Copy out each line of the material below with no changes.

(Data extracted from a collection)
○ ○ ○ ○ ○ ○ ○

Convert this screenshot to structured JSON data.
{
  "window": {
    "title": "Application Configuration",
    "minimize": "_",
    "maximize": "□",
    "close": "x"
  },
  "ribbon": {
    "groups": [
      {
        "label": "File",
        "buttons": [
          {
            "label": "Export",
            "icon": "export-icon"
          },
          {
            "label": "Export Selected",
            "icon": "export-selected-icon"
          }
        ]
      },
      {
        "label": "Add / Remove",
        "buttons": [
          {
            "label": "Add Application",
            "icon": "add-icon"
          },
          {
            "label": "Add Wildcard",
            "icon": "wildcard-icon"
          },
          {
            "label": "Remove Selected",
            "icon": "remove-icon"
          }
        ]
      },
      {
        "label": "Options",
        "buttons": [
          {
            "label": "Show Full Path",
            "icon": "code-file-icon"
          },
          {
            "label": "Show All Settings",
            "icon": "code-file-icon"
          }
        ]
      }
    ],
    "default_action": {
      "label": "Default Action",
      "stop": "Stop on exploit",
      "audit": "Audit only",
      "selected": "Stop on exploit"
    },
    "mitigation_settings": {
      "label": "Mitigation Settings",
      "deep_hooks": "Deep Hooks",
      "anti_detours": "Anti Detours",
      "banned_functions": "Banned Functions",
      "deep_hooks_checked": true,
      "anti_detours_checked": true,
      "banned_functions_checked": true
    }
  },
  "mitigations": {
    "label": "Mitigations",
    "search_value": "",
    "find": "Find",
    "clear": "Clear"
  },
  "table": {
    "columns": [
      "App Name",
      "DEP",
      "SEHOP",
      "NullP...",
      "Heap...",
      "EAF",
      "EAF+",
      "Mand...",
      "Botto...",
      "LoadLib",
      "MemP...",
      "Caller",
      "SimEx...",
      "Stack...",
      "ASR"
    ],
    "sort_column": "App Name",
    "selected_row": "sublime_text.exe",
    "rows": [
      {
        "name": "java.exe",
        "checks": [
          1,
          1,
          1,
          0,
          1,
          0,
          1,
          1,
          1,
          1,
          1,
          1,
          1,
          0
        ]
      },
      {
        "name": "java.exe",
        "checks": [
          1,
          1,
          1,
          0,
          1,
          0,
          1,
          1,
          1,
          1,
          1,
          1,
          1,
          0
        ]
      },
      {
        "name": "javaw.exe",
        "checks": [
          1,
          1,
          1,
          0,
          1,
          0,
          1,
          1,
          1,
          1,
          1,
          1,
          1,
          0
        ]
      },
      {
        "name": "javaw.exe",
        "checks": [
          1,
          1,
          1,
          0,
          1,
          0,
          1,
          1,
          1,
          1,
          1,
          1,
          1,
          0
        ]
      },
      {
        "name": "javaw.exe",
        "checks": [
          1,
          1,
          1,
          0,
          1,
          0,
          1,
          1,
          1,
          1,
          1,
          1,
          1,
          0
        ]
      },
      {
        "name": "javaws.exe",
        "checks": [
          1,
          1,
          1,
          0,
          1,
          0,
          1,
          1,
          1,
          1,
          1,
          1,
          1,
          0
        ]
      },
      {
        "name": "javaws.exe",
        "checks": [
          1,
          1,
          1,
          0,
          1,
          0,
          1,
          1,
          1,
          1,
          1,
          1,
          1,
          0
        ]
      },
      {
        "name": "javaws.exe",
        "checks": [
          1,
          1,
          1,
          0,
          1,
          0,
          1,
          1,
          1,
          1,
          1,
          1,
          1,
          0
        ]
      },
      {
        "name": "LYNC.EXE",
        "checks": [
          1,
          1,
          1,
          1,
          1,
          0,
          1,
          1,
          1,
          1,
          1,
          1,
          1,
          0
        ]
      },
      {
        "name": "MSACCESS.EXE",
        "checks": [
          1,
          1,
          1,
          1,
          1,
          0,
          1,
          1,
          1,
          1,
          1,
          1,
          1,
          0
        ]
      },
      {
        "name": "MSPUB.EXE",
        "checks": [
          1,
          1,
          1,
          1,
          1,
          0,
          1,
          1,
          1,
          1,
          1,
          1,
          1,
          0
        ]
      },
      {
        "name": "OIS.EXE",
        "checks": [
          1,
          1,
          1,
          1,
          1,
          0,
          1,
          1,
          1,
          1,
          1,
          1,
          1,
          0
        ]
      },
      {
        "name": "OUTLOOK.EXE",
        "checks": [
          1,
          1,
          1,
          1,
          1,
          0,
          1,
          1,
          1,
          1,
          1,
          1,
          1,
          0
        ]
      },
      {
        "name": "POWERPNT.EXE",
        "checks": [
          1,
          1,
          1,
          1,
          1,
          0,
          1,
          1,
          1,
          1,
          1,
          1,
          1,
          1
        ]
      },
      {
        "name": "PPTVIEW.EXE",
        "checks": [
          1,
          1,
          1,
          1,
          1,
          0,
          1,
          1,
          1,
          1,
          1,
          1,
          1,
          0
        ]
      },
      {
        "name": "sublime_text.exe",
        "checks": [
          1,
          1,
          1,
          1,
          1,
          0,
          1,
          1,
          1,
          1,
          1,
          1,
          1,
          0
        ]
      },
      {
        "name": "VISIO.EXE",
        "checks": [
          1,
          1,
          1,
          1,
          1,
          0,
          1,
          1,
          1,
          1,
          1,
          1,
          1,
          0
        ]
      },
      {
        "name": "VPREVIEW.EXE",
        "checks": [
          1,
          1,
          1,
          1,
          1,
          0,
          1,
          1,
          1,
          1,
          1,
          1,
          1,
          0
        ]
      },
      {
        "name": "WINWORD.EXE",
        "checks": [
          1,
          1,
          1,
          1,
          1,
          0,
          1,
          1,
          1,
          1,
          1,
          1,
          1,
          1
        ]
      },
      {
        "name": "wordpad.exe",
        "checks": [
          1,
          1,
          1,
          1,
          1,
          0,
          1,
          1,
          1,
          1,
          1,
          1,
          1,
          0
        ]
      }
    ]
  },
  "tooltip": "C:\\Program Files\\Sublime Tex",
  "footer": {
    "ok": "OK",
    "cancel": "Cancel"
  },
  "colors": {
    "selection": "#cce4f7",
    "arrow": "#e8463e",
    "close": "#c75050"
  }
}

○ ○ ○ ○ ○ ○ ○

__WRITTEN ANSWER__:
Convert this screenshot to structured JSON data.
{
  "window": {
    "title": "Application Configuration",
    "minimize": "_",
    "maximize": "□",
    "close": "x"
  },
  "ribbon": {
    "groups": [
      {
        "label": "File",
        "buttons": [
          {
            "label": "Export",
            "icon": "export-icon"
          },
          {
            "label": "Export Selected",
            "icon": "export-selected-icon"
          }
        ]
      },
      {
        "label": "Add / Remove",
        "buttons": [
          {
            "label": "Add Application",
            "icon": "add-icon"
          },
          {
            "label": "Add Wildcard",
            "icon": "wildcard-icon"
          },
          {
            "label": "Remove Selected",
            "icon": "remove-icon"
          }
        ]
      },
      {
        "label": "Options",
        "buttons": [
          {
            "label": "Show Full Path",
            "icon": "code-file-icon"
          },
          {
            "label": "Show All Settings",
            "icon": "code-file-icon"
          }
        ]
      }
    ],
    "default_action": {
      "label": "Default Action",
      "stop": "Stop on exploit",
      "audit": "Audit only",
      "selected": "Stop on exploit"
    },
    "mitigation_settings": {
      "label": "Mitigation Settings",
      "deep_hooks": "Deep Hooks",
      "anti_detours": "Anti Detours",
      "banned_functions": "Banned Functions",
      "deep_hooks_checked": true,
      "anti_detours_checked": true,
      "banned_functions_checked": true
    }
  },
  "mitigations": {
    "label": "Mitigations",
    "search_value": "",
    "find": "Find",
    "clear": "Clear"
  },
  "table": {
    "columns": [
      "App Name",
      "DEP",
      "SEHOP",
      "NullP...",
      "Heap...",
      "EAF",
      "EAF+",
      "Mand...",
      "Botto...",
      "LoadLib",
      "MemP...",
      "Caller",
      "SimEx...",
      "Stack...",
      "ASR"
    ],
    "sort_column": "App Name",
    "selected_row": "sublime_text.exe",
    "rows": [
      {
        "name": "java.exe",
        "checks": [
          1,
          1,
          1,
          0,
          1,
          0,
          1,
          1,
          1,
          1,
          1,
          1,
          1,
          0
        ]
      },
      {
        "name": "java.exe",
        "checks": [
          1,
          1,
          1,
          0,
          1,
          0,
          1,
          1,
          1,
          1,
          1,
          1,
          1,
          0
        ]
      },
      {
        "name": "javaw.exe",
        "checks": [
          1,
          1,
          1,
          0,
          1,
          0,
          1,
          1,
          1,
          1,
          1,
          1,
          1,
          0
        ]
      },
      {
        "name": "javaw.exe",
        "checks": [
          1,
          1,
          1,
          0,
          1,
          0,
          1,
          1,
          1,
          1,
          1,
          1,
          1,
          0
        ]
      },
      {
        "name": "javaw.exe",
        "checks": [
          1,
          1,
          1,
          0,
          1,
          0,
          1,
          1,
          1,
          1,
          1,
          1,
          1,
          0
        ]
      },
      {
        "name": "javaws.exe",
        "checks": [
          1,
          1,
          1,
          0,
          1,
          0,
          1,
          1,
          1,
          1,
          1,
          1,
          1,
          0
        ]
      },
      {
        "name": "javaws.exe",
        "checks": [
          1,
          1,
          1,
          0,
          1,
          0,
          1,
          1,
          1,
          1,
          1,
          1,
          1,
          0
        ]
      },
      {
        "name": "javaws.exe",
        "checks": [
          1,
          1,
          1,
          0,
          1,
          0,
          1,
          1,
          1,
          1,
          1,
          1,
          1,
          0
        ]
      },
      {
        "name": "LYNC.EXE",
        "checks": [
          1,
          1,
          1,
          1,
          1,
          0,
          1,
          1,
          1,
          1,
          1,
          1,
          1,
          0
        ]
      },
      {
        "name": "MSACCESS.EXE",
        "checks": [
          1,
          1,
          1,
          1,
          1,
          0,
          1,
          1,
          1,
          1,
          1,
          1,
          1,
          0
        ]
      },
      {
        "name": "MSPUB.EXE",
        "checks": [
          1,
          1,
          1,
          1,
          1,
          0,
          1,
          1,
          1,
          1,
          1,
          1,
          1,
          0
        ]
      },
      {
        "name": "OIS.EXE",
        "checks": [
          1,
          1,
          1,
          1,
          1,
          0,
          1,
          1,
          1,
          1,
          1,
          1,
          1,
          0
        ]
      },
      {
        "name": "OUTLOOK.EXE",
        "checks": [
          1,
          1,
          1,
          1,
          1,
          0,
          1,
          1,
          1,
          1,
          1,
          1,
          1,
          0
        ]
      },
      {
        "name": "POWERPNT.EXE",
        "checks": [
          1,
          1,
          1,
          1,
          1,
          0,
          1,
          1,
          1,
          1,
          1,
          1,
          1,
          1
        ]
      },
      {
        "name": "PPTVIEW.EXE",
        "checks": [
          1,
          1,
          1,
          1,
          1,
          0,
          1,
          1,
          1,
          1,
          1,
          1,
          1,
          0
        ]
      },
      {
        "name": "sublime_text.exe",
        "checks": [
          1,
          1,
          1,
          1,
          1,
          0,
          1,
          1,
          1,
          1,
          1,
          1,
          1,
          0
        ]
      },
      {
        "name": "VISIO.EXE",
        "checks": [
          1,
          1,
          1,
          1,
          1,
          0,
          1,
          1,
          1,
          1,
          1,
          1,
          1,
          0
        ]
      },
      {
        "name": "VPREVIEW.EXE",
        "checks": [
          1,
          1,
          1,
          1,
          1,
          0,
          1,
          1,
          1,
          1,
          1,
          1,
          1,
          0
        ]
      },
      {
        "name": "WINWORD.EXE",
        "checks": [
          1,
          1,
          1,
          1,
          1,
          0,
          1,
          1,
          1,
          1,
          1,
          1,
          1,
          1
        ]
      },
      {
        "name": "wordpad.exe",
        "checks": [
          1,
          1,
          1,
          1,
          1,
          0,
          1,
          1,
          1,
          1,
          1,
          1,
          1,
          0
        ]
      }
    ]
  },
  "tooltip": "C:\\Program Files\\Sublime Tex",
  "footer": {
    "ok": "OK",
    "cancel": "Cancel"
  },
  "colors": {
    "selection": "#cce4f7",
    "arrow": "#e8463e",
    "close": "#c75050"
  }
}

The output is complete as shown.